### Exercise aim
Write out every entry, unchanged. Skip any picture.

### Provided data
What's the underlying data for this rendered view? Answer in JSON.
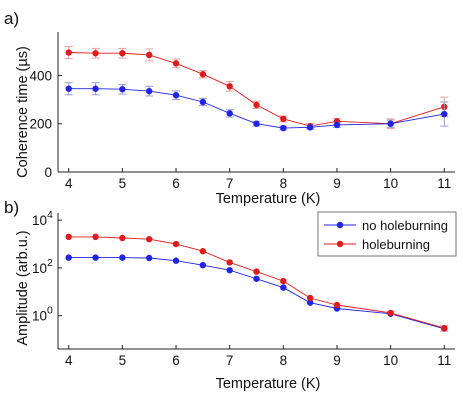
{
  "colors": {
    "no_holeburning": "#1f24e6",
    "holeburning": "#e01b1b",
    "errorbar_no": "#9a9ad8",
    "errorbar_hb": "#e8a0a0",
    "axis": "#222222"
  },
  "chart_data": [
    {
      "type": "line",
      "panel_label": "a)",
      "xlabel": "Temperature (K)",
      "ylabel": "Coherence time (µs)",
      "xlim": [
        3.8,
        11.2
      ],
      "ylim": [
        0,
        580
      ],
      "xticks": [
        4,
        5,
        6,
        7,
        8,
        9,
        10,
        11
      ],
      "xtick_labels": [
        "4",
        "5",
        "6",
        "7",
        "8",
        "9",
        "10",
        "11"
      ],
      "yticks": [
        0,
        200,
        400
      ],
      "ytick_labels": [
        "0",
        "200",
        "400"
      ],
      "grid": false,
      "x": [
        4,
        4.5,
        5,
        5.5,
        6,
        6.5,
        7,
        7.5,
        8,
        8.5,
        9,
        10,
        11
      ],
      "series": [
        {
          "name": "holeburning",
          "color_key": "holeburning",
          "values": [
            495,
            492,
            492,
            485,
            450,
            405,
            355,
            278,
            220,
            190,
            210,
            200,
            270
          ],
          "errors": [
            25,
            20,
            20,
            25,
            18,
            15,
            20,
            15,
            12,
            10,
            12,
            20,
            40
          ]
        },
        {
          "name": "no holeburning",
          "color_key": "no_holeburning",
          "values": [
            345,
            345,
            343,
            335,
            318,
            290,
            243,
            200,
            182,
            185,
            195,
            200,
            240
          ],
          "errors": [
            25,
            25,
            20,
            20,
            18,
            15,
            15,
            10,
            8,
            8,
            10,
            15,
            50
          ]
        }
      ]
    },
    {
      "type": "line",
      "panel_label": "b)",
      "xlabel": "Temperature (K)",
      "ylabel": "Amplitude (arb.u.)",
      "yscale": "log",
      "xlim": [
        3.8,
        11.2
      ],
      "ylim": [
        0.04,
        20000
      ],
      "xticks": [
        4,
        5,
        6,
        7,
        8,
        9,
        10,
        11
      ],
      "xtick_labels": [
        "4",
        "5",
        "6",
        "7",
        "8",
        "9",
        "10",
        "11"
      ],
      "yticks": [
        {
          "value": 1,
          "base": "10",
          "exp": "0"
        },
        {
          "value": 100,
          "base": "10",
          "exp": "2"
        },
        {
          "value": 10000,
          "base": "10",
          "exp": "4"
        }
      ],
      "grid": false,
      "legend_position": "top-right",
      "legend": [
        "no holeburning",
        "holeburning"
      ],
      "x": [
        4,
        4.5,
        5,
        5.5,
        6,
        6.5,
        7,
        7.5,
        8,
        8.5,
        9,
        10,
        11
      ],
      "series": [
        {
          "name": "no holeburning",
          "color_key": "no_holeburning",
          "values": [
            270,
            270,
            270,
            260,
            200,
            130,
            80,
            35,
            15,
            3.5,
            2.0,
            1.2,
            0.28
          ],
          "errors": null
        },
        {
          "name": "holeburning",
          "color_key": "holeburning",
          "values": [
            2000,
            2000,
            1800,
            1600,
            1000,
            500,
            170,
            70,
            28,
            5.5,
            2.8,
            1.3,
            0.3
          ],
          "errors": [
            0,
            0,
            0,
            0,
            0,
            0,
            0,
            0,
            0,
            0,
            0,
            0.2,
            0.08
          ]
        }
      ]
    }
  ]
}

### Exercise result
What's the underlying data for this rendered view? Answer in JSON.
{
  "colors": {
    "no_holeburning": "#1f24e6",
    "holeburning": "#e01b1b",
    "errorbar_no": "#9a9ad8",
    "errorbar_hb": "#e8a0a0",
    "axis": "#222222"
  },
  "chart_data": [
    {
      "type": "line",
      "panel_label": "a)",
      "xlabel": "Temperature (K)",
      "ylabel": "Coherence time (µs)",
      "xlim": [
        3.8,
        11.2
      ],
      "ylim": [
        0,
        580
      ],
      "xticks": [
        4,
        5,
        6,
        7,
        8,
        9,
        10,
        11
      ],
      "xtick_labels": [
        "4",
        "5",
        "6",
        "7",
        "8",
        "9",
        "10",
        "11"
      ],
      "yticks": [
        0,
        200,
        400
      ],
      "ytick_labels": [
        "0",
        "200",
        "400"
      ],
      "grid": false,
      "x": [
        4,
        4.5,
        5,
        5.5,
        6,
        6.5,
        7,
        7.5,
        8,
        8.5,
        9,
        10,
        11
      ],
      "series": [
        {
          "name": "holeburning",
          "color_key": "holeburning",
          "values": [
            495,
            492,
            492,
            485,
            450,
            405,
            355,
            278,
            220,
            190,
            210,
            200,
            270
          ],
          "errors": [
            25,
            20,
            20,
            25,
            18,
            15,
            20,
            15,
            12,
            10,
            12,
            20,
            40
          ]
        },
        {
          "name": "no holeburning",
          "color_key": "no_holeburning",
          "values": [
            345,
            345,
            343,
            335,
            318,
            290,
            243,
            200,
            182,
            185,
            195,
            200,
            240
          ],
          "errors": [
            25,
            25,
            20,
            20,
            18,
            15,
            15,
            10,
            8,
            8,
            10,
            15,
            50
          ]
        }
      ]
    },
    {
      "type": "line",
      "panel_label": "b)",
      "xlabel": "Temperature (K)",
      "ylabel": "Amplitude (arb.u.)",
      "yscale": "log",
      "xlim": [
        3.8,
        11.2
      ],
      "ylim": [
        0.04,
        20000
      ],
      "xticks": [
        4,
        5,
        6,
        7,
        8,
        9,
        10,
        11
      ],
      "xtick_labels": [
        "4",
        "5",
        "6",
        "7",
        "8",
        "9",
        "10",
        "11"
      ],
      "yticks": [
        {
          "value": 1,
          "base": "10",
          "exp": "0"
        },
        {
          "value": 100,
          "base": "10",
          "exp": "2"
        },
        {
          "value": 10000,
          "base": "10",
          "exp": "4"
        }
      ],
      "grid": false,
      "legend_position": "top-right",
      "legend": [
        "no holeburning",
        "holeburning"
      ],
      "x": [
        4,
        4.5,
        5,
        5.5,
        6,
        6.5,
        7,
        7.5,
        8,
        8.5,
        9,
        10,
        11
      ],
      "series": [
        {
          "name": "no holeburning",
          "color_key": "no_holeburning",
          "values": [
            270,
            270,
            270,
            260,
            200,
            130,
            80,
            35,
            15,
            3.5,
            2.0,
            1.2,
            0.28
          ],
          "errors": null
        },
        {
          "name": "holeburning",
          "color_key": "holeburning",
          "values": [
            2000,
            2000,
            1800,
            1600,
            1000,
            500,
            170,
            70,
            28,
            5.5,
            2.8,
            1.3,
            0.3
          ],
          "errors": [
            0,
            0,
            0,
            0,
            0,
            0,
            0,
            0,
            0,
            0,
            0,
            0.2,
            0.08
          ]
        }
      ]
    }
  ]
}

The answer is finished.